(Dataset records)

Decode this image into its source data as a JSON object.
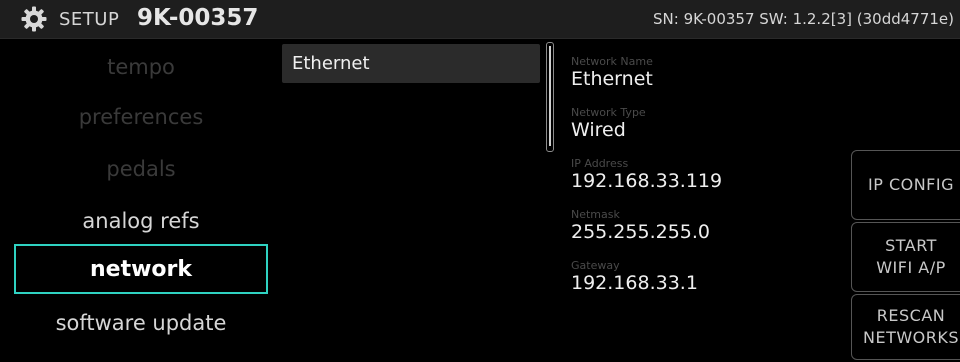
{
  "header": {
    "setup_label": "SETUP",
    "unit_id": "9K-00357",
    "serial_info": "SN: 9K-00357 SW: 1.2.2[3] (30dd4771e)"
  },
  "sidebar": {
    "items": [
      {
        "label": "tempo",
        "state": "disabled"
      },
      {
        "label": "preferences",
        "state": "disabled"
      },
      {
        "label": "pedals",
        "state": "disabled"
      },
      {
        "label": "analog refs",
        "state": "normal"
      },
      {
        "label": "network",
        "state": "selected"
      },
      {
        "label": "software update",
        "state": "normal"
      }
    ]
  },
  "networks": {
    "items": [
      {
        "label": "Ethernet"
      }
    ]
  },
  "details": {
    "name_label": "Network Name",
    "name_value": "Ethernet",
    "type_label": "Network Type",
    "type_value": "Wired",
    "ip_label": "IP Address",
    "ip_value": "192.168.33.119",
    "netmask_label": "Netmask",
    "netmask_value": "255.255.255.0",
    "gateway_label": "Gateway",
    "gateway_value": "192.168.33.1"
  },
  "actions": {
    "ip_config": "IP CONFIG",
    "start_wifi_line1": "START",
    "start_wifi_line2": "WIFI A/P",
    "rescan_line1": "RESCAN",
    "rescan_line2": "NETWORKS"
  },
  "colors": {
    "accent": "#2fd2c2",
    "title_bar": "#1e1e1e",
    "row_selected": "#2b2b2b"
  },
  "icons": {
    "settings": "gear-icon"
  }
}
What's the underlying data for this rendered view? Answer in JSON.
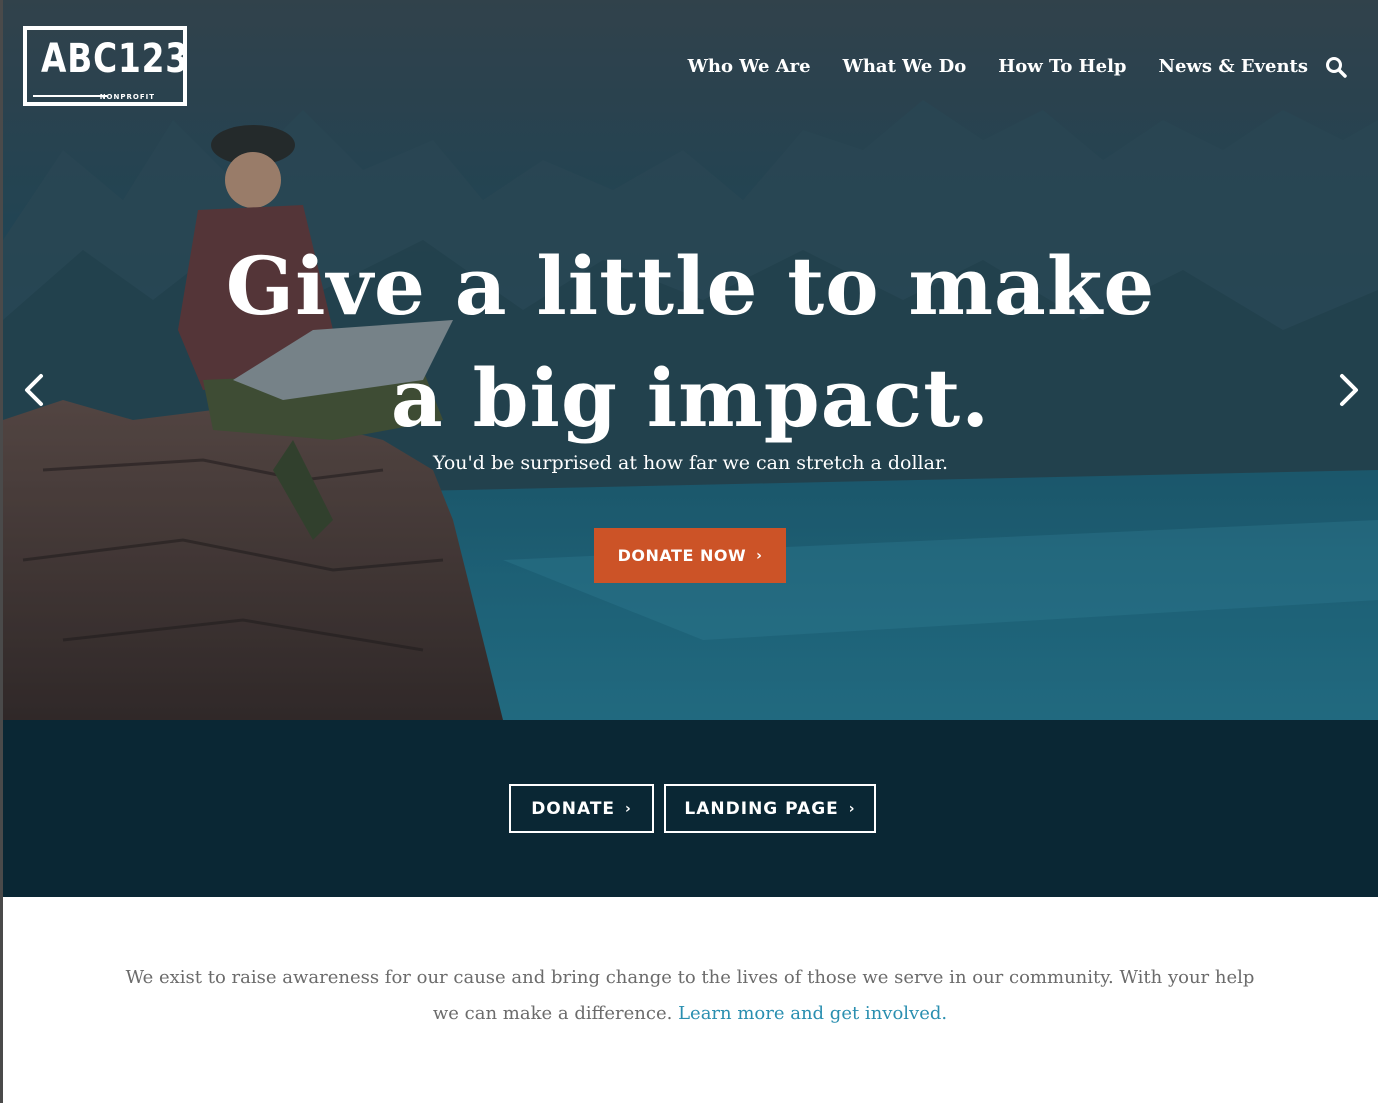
{
  "brand": {
    "logo_text": "ABC123",
    "logo_subtext": "NONPROFIT"
  },
  "nav": {
    "items": [
      "Who We Are",
      "What We Do",
      "How To Help",
      "News & Events"
    ],
    "search_icon": "search-icon"
  },
  "hero": {
    "headline_line1": "Give a little to make",
    "headline_line2": "a big impact.",
    "subheadline": "You'd be surprised at how far we can stretch a dollar.",
    "cta_label": "DONATE NOW",
    "prev_icon": "chevron-left-icon",
    "next_icon": "chevron-right-icon"
  },
  "actions": {
    "donate_label": "DONATE",
    "landing_label": "LANDING PAGE"
  },
  "intro": {
    "text": "We exist to raise awareness for our cause and bring change to the lives of those we serve in our community. With your help we can make a difference.",
    "link_text": "Learn more and get involved."
  },
  "colors": {
    "accent": "#cc5327",
    "band_bg": "#0a2734",
    "link": "#2a8fb0"
  }
}
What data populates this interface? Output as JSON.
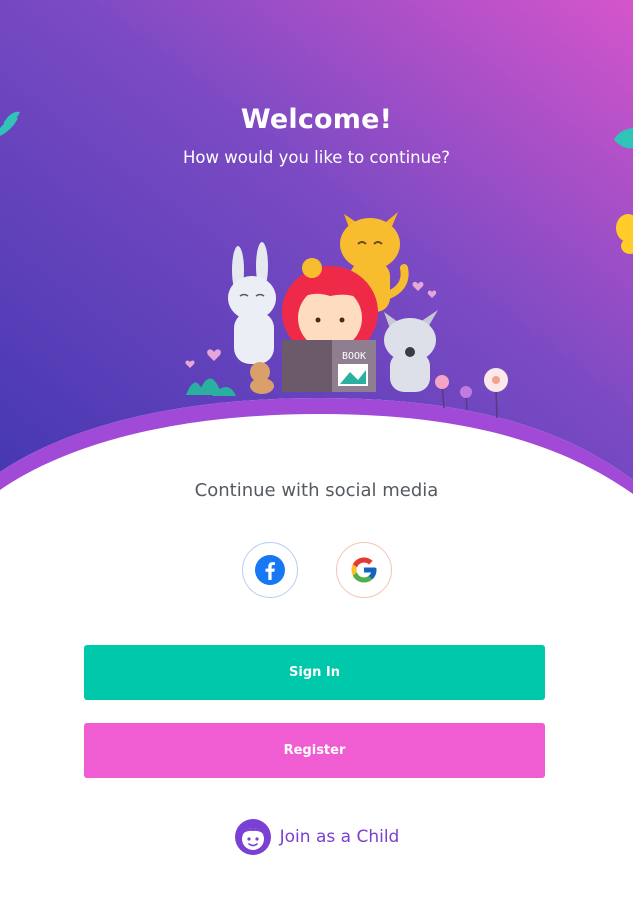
{
  "welcome": {
    "title": "Welcome!",
    "subtitle": "How would you like to continue?"
  },
  "illustration": {
    "book_label": "BOOK"
  },
  "social": {
    "label": "Continue with social media",
    "facebook_icon": "facebook-icon",
    "google_icon": "google-icon"
  },
  "buttons": {
    "sign_in": "Sign In",
    "register": "Register"
  },
  "child": {
    "label": "Join as a Child",
    "icon": "child-face-icon"
  },
  "colors": {
    "gradient_start": "#4a3ab6",
    "gradient_end": "#d353c9",
    "sign_in": "#00c8aa",
    "register": "#f05cd2",
    "accent_text": "#7a3fd3"
  }
}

» **THE PROBLEM**
Copy out all the records exactly, excluding pictures.

» **TASK ANSWER**
Decode this image into its source data as a JSON object.
{
  "header": {
    "setup_label": "SETUP",
    "unit_id": "9K-00357",
    "serial_info": "SN: 9K-00357 SW: 1.2.2[3] (30dd4771e)"
  },
  "sidebar": {
    "items": [
      {
        "label": "tempo",
        "state": "disabled"
      },
      {
        "label": "preferences",
        "state": "disabled"
      },
      {
        "label": "pedals",
        "state": "disabled"
      },
      {
        "label": "analog refs",
        "state": "normal"
      },
      {
        "label": "network",
        "state": "selected"
      },
      {
        "label": "software update",
        "state": "normal"
      }
    ]
  },
  "networks": {
    "items": [
      {
        "label": "Ethernet"
      }
    ]
  },
  "details": {
    "name_label": "Network Name",
    "name_value": "Ethernet",
    "type_label": "Network Type",
    "type_value": "Wired",
    "ip_label": "IP Address",
    "ip_value": "192.168.33.119",
    "netmask_label": "Netmask",
    "netmask_value": "255.255.255.0",
    "gateway_label": "Gateway",
    "gateway_value": "192.168.33.1"
  },
  "actions": {
    "ip_config": "IP CONFIG",
    "start_wifi_line1": "START",
    "start_wifi_line2": "WIFI A/P",
    "rescan_line1": "RESCAN",
    "rescan_line2": "NETWORKS"
  },
  "colors": {
    "accent": "#2fd2c2",
    "title_bar": "#1e1e1e",
    "row_selected": "#2b2b2b"
  },
  "icons": {
    "settings": "gear-icon"
  }
}
What's the underlying data for this rendered view? Answer in JSON.
{
  "brand": {
    "logo_text": "ABC123",
    "logo_subtext": "NONPROFIT"
  },
  "nav": {
    "items": [
      "Who We Are",
      "What We Do",
      "How To Help",
      "News & Events"
    ],
    "search_icon": "search-icon"
  },
  "hero": {
    "headline_line1": "Give a little to make",
    "headline_line2": "a big impact.",
    "subheadline": "You'd be surprised at how far we can stretch a dollar.",
    "cta_label": "DONATE NOW",
    "prev_icon": "chevron-left-icon",
    "next_icon": "chevron-right-icon"
  },
  "actions": {
    "donate_label": "DONATE",
    "landing_label": "LANDING PAGE"
  },
  "intro": {
    "text": "We exist to raise awareness for our cause and bring change to the lives of those we serve in our community. With your help we can make a difference.",
    "link_text": "Learn more and get involved."
  },
  "colors": {
    "accent": "#cc5327",
    "band_bg": "#0a2734",
    "link": "#2a8fb0"
  }
}
What data populates this interface? Output as JSON.
{
  "welcome": {
    "title": "Welcome!",
    "subtitle": "How would you like to continue?"
  },
  "illustration": {
    "book_label": "BOOK"
  },
  "social": {
    "label": "Continue with social media",
    "facebook_icon": "facebook-icon",
    "google_icon": "google-icon"
  },
  "buttons": {
    "sign_in": "Sign In",
    "register": "Register"
  },
  "child": {
    "label": "Join as a Child",
    "icon": "child-face-icon"
  },
  "colors": {
    "gradient_start": "#4a3ab6",
    "gradient_end": "#d353c9",
    "sign_in": "#00c8aa",
    "register": "#f05cd2",
    "accent_text": "#7a3fd3"
  }
}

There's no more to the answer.